→ Task requirements
Leave out every picture, then transcribe the rest of the listing exactly.

## Begin Given data

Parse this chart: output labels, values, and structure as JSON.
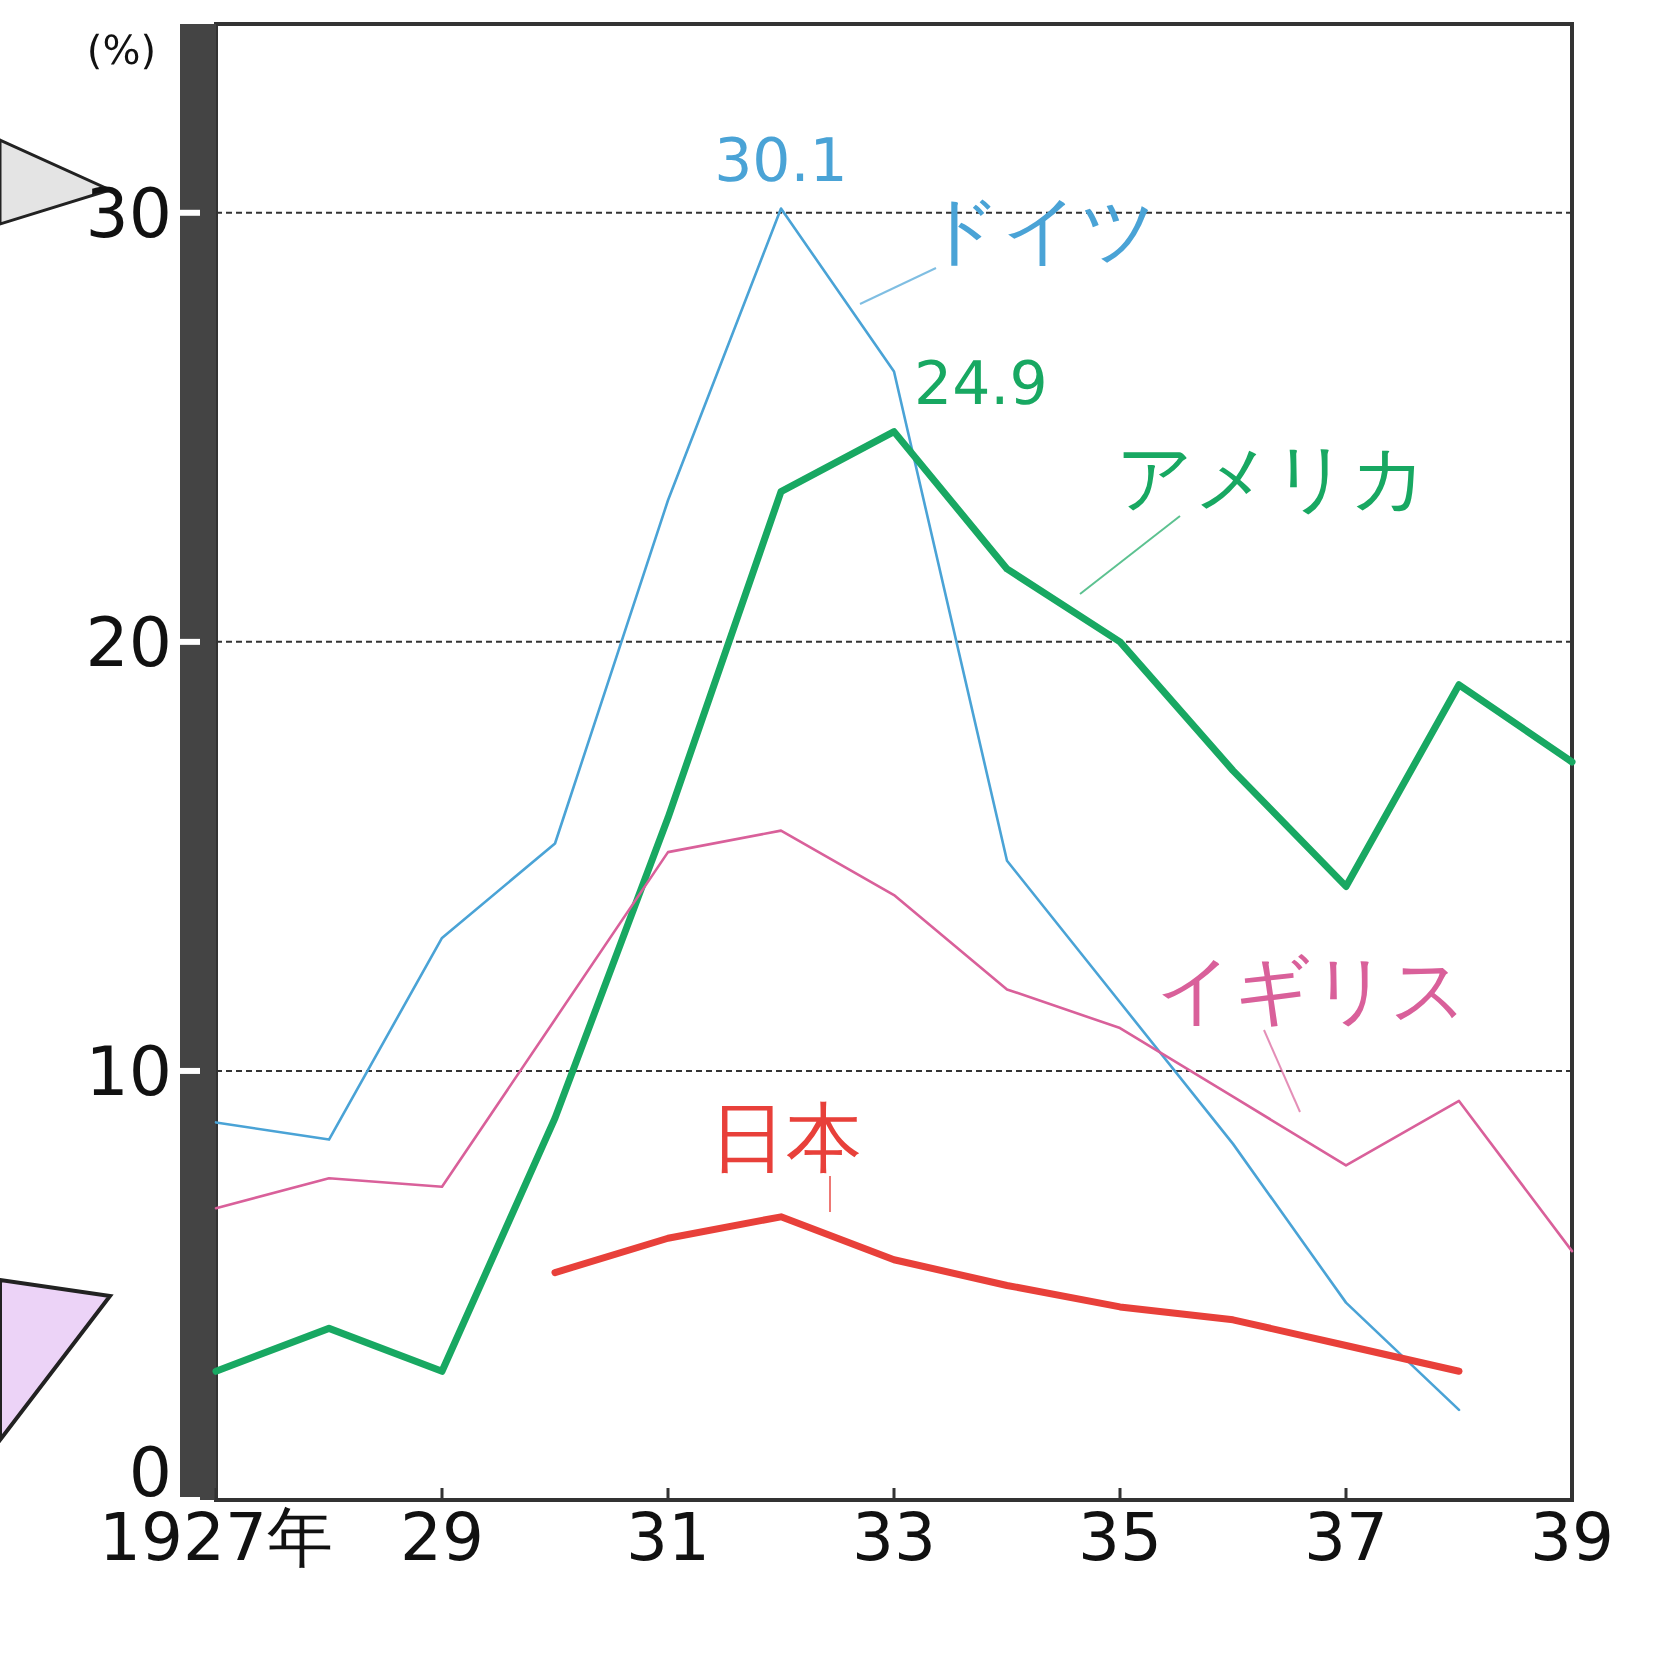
{
  "chart_data": {
    "type": "line",
    "ylabel": "(%)",
    "x": [
      1927,
      1928,
      1929,
      1930,
      1931,
      1932,
      1933,
      1934,
      1935,
      1936,
      1937,
      1938,
      1939
    ],
    "xlim": [
      1927,
      1939
    ],
    "xticks": [
      {
        "value": 1927,
        "label": "1927年"
      },
      {
        "value": 1929,
        "label": "29"
      },
      {
        "value": 1931,
        "label": "31"
      },
      {
        "value": 1933,
        "label": "33"
      },
      {
        "value": 1935,
        "label": "35"
      },
      {
        "value": 1937,
        "label": "37"
      },
      {
        "value": 1939,
        "label": "39"
      }
    ],
    "ylim": [
      0,
      34.4
    ],
    "yticks": [
      0,
      10,
      20,
      30
    ],
    "grid": "y",
    "marker": "none",
    "line_style": "solid",
    "series": [
      {
        "name": "ドイツ",
        "color": "#4aa3d6",
        "values": [
          8.8,
          8.4,
          13.1,
          15.3,
          23.3,
          30.1,
          26.3,
          14.9,
          11.6,
          8.3,
          4.6,
          2.1,
          null
        ]
      },
      {
        "name": "アメリカ",
        "color": "#18a862",
        "values": [
          3.0,
          4.0,
          3.0,
          8.9,
          15.9,
          23.5,
          24.9,
          21.7,
          20.0,
          17.0,
          14.3,
          19.0,
          17.2
        ]
      },
      {
        "name": "イギリス",
        "color": "#d9609a",
        "values": [
          6.8,
          7.5,
          7.3,
          11.2,
          15.1,
          15.6,
          14.1,
          11.9,
          11.0,
          9.4,
          7.8,
          9.3,
          5.8
        ]
      },
      {
        "name": "日本",
        "color": "#e8403a",
        "values": [
          null,
          null,
          null,
          5.3,
          6.1,
          6.6,
          5.6,
          5.0,
          4.5,
          4.2,
          3.6,
          3.0,
          null
        ]
      }
    ],
    "annotations": [
      {
        "text": "30.1",
        "x": 1932,
        "y": 30.1
      },
      {
        "text": "24.9",
        "x": 1933,
        "y": 24.9
      }
    ]
  }
}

## End Given data

→ Task answer
Parse this chart: output labels, values, and structure as JSON.
{
  "chart_data": {
    "type": "line",
    "ylabel": "(%)",
    "x": [
      1927,
      1928,
      1929,
      1930,
      1931,
      1932,
      1933,
      1934,
      1935,
      1936,
      1937,
      1938,
      1939
    ],
    "xlim": [
      1927,
      1939
    ],
    "xticks": [
      {
        "value": 1927,
        "label": "1927年"
      },
      {
        "value": 1929,
        "label": "29"
      },
      {
        "value": 1931,
        "label": "31"
      },
      {
        "value": 1933,
        "label": "33"
      },
      {
        "value": 1935,
        "label": "35"
      },
      {
        "value": 1937,
        "label": "37"
      },
      {
        "value": 1939,
        "label": "39"
      }
    ],
    "ylim": [
      0,
      34.4
    ],
    "yticks": [
      0,
      10,
      20,
      30
    ],
    "grid": "y",
    "marker": "none",
    "line_style": "solid",
    "series": [
      {
        "name": "ドイツ",
        "color": "#4aa3d6",
        "values": [
          8.8,
          8.4,
          13.1,
          15.3,
          23.3,
          30.1,
          26.3,
          14.9,
          11.6,
          8.3,
          4.6,
          2.1,
          null
        ]
      },
      {
        "name": "アメリカ",
        "color": "#18a862",
        "values": [
          3.0,
          4.0,
          3.0,
          8.9,
          15.9,
          23.5,
          24.9,
          21.7,
          20.0,
          17.0,
          14.3,
          19.0,
          17.2
        ]
      },
      {
        "name": "イギリス",
        "color": "#d9609a",
        "values": [
          6.8,
          7.5,
          7.3,
          11.2,
          15.1,
          15.6,
          14.1,
          11.9,
          11.0,
          9.4,
          7.8,
          9.3,
          5.8
        ]
      },
      {
        "name": "日本",
        "color": "#e8403a",
        "values": [
          null,
          null,
          null,
          5.3,
          6.1,
          6.6,
          5.6,
          5.0,
          4.5,
          4.2,
          3.6,
          3.0,
          null
        ]
      }
    ],
    "annotations": [
      {
        "text": "30.1",
        "x": 1932,
        "y": 30.1
      },
      {
        "text": "24.9",
        "x": 1933,
        "y": 24.9
      }
    ]
  }
}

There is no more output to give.